■ **Given exercise**: Count the lines that hold the string "during". Reply with the number alone.

■ **Stored data**:
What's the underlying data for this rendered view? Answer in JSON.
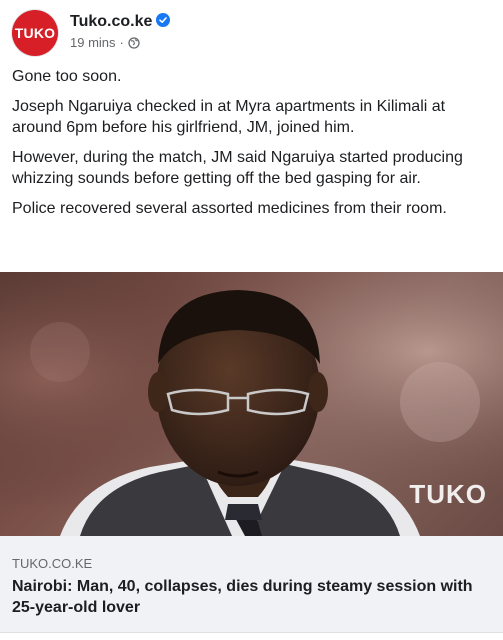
{
  "header": {
    "avatar_text": "TUKO",
    "page_name": "Tuko.co.ke",
    "timestamp": "19 mins",
    "separator": "·"
  },
  "post": {
    "paragraphs": [
      "Gone too soon.",
      "Joseph Ngaruiya checked in at Myra apartments in Kilimali at around 6pm before his girlfriend, JM, joined him.",
      "However, during the match, JM said Ngaruiya started producing whizzing sounds before getting off the bed gasping for air.",
      "Police recovered several assorted medicines from their room."
    ]
  },
  "photo": {
    "watermark": "TUKO"
  },
  "link": {
    "domain": "TUKO.CO.KE",
    "title": "Nairobi: Man, 40, collapses, dies during steamy session with 25-year-old lover"
  },
  "colors": {
    "brand_red": "#d61f26",
    "verified_blue": "#1877f2",
    "link_bg": "#f0f2f5"
  },
  "icons": [
    "verified-badge-icon",
    "globe-icon"
  ]
}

■ **Worked solution**: 2